- TASK REQUIREMENTS
Duplicate the stretch of the ZIP file discussion below from "https://stackoverflow.com/a/17434121 (especially the" through "he can help.".

- TEXT SECTION
Some StackOverflow digging has helped!

https://stackoverflow.com/a/17434121 (especially the last section with ZipFile)

view this post on Zulip Philip Durbin 🚀 (Apr 12 2024 at 13:07):

@Markus Haarländer created the zip previewer/downloader. Maybe he can help.

view this post on Zulip Jan Range (Apr 12 2024 at 13:12):

I think I have it!

image.png

view this post on Zulip Jan Range (Apr 12 2024 at 13:13):

Original file - https://darus.uni-stuttgart.de/file.xhtml?persistentId=doi:10.18419/darus-3372/7

view this post on Zulip Oliver Bertuch (Apr 12 2024 at 13:15):

That looks promising!

view this post on Zulip Oliver Bertuch (Apr 12 2024 at 13:16):

It might be necessary to repeat the reading of 256k if the ZIP file is large

view this post on Zulip Jan Range (Apr 12 2024 at 13:17):

Yes, I will add an iterative process. According to StackOverflow ZipFile will raise an error if it is not enough. Hence, I would just repeat and increment until there is no error.

view this post on Zulip Oliver Bertuch (Apr 12 2024 at 13:17):

Sounds good to me!

view this post on Zulip Oliver Bertuch (Apr 12 2024 at 13:18):

So this would be a feature of DataverseFS, right?

view this post on Zulip Jan Range (Apr 12 2024 at 13:18):

Yes, would be a great feature to have! Next challenge though is to extract a specific file

view this post on Zulip Oliver Bertuch (Apr 12 2024 at 13:19):

Oh and what about retrieval of a file from the ZIP? You didn't take a look at that yet, right?

- GIVEN ENTRIES
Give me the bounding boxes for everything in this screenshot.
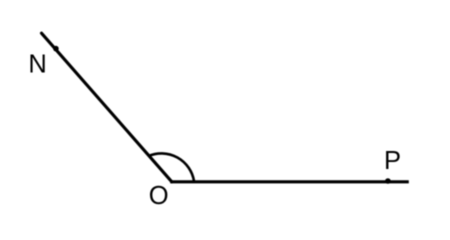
...
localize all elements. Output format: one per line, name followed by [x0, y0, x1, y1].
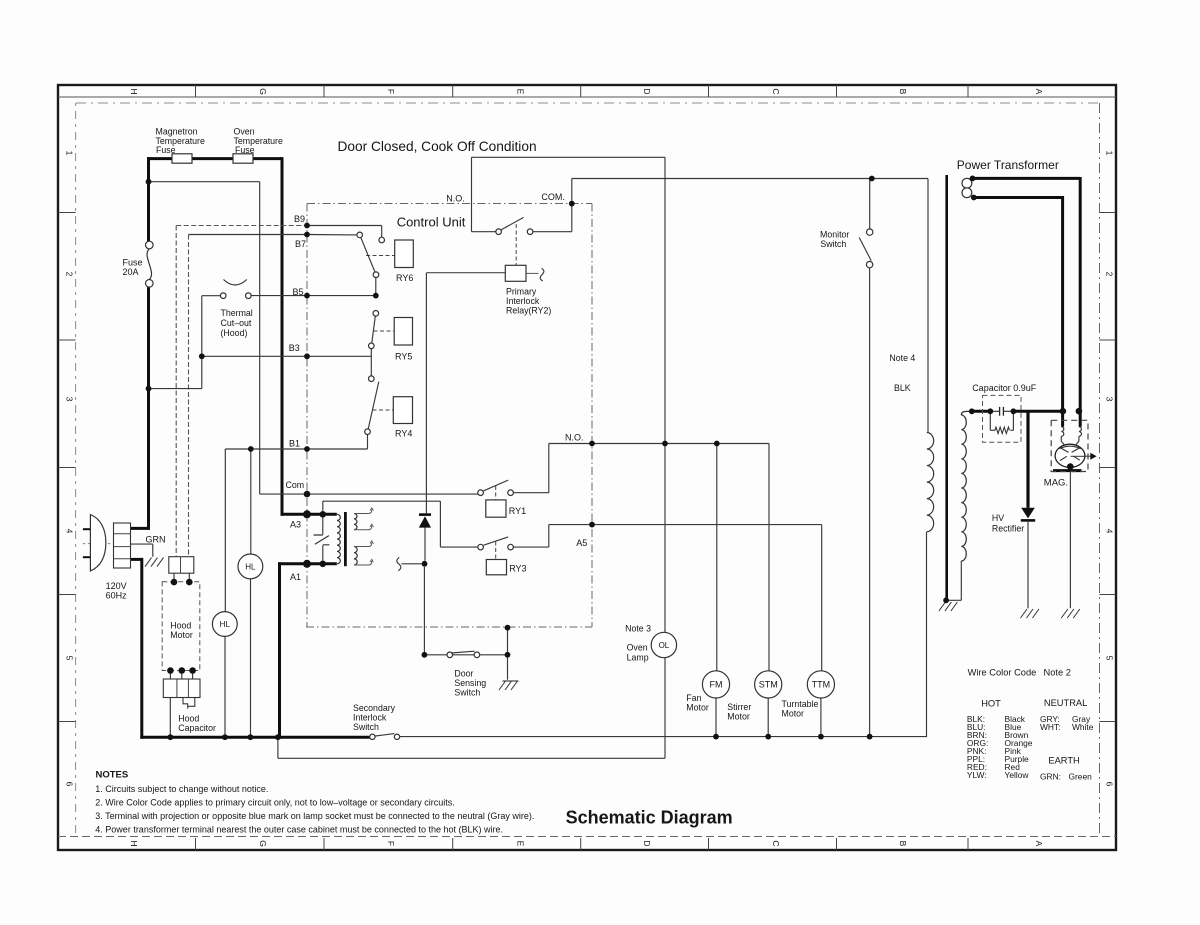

- ANSWER TO THE EXERCISE
https://stackoverflow.com/a/17434121 (especially the last section with ZipFile)

view this post on Zulip Philip Durbin 🚀 (Apr 12 2024 at 13:07):

@Markus Haarländer created the zip previewer/downloader. Maybe he can help.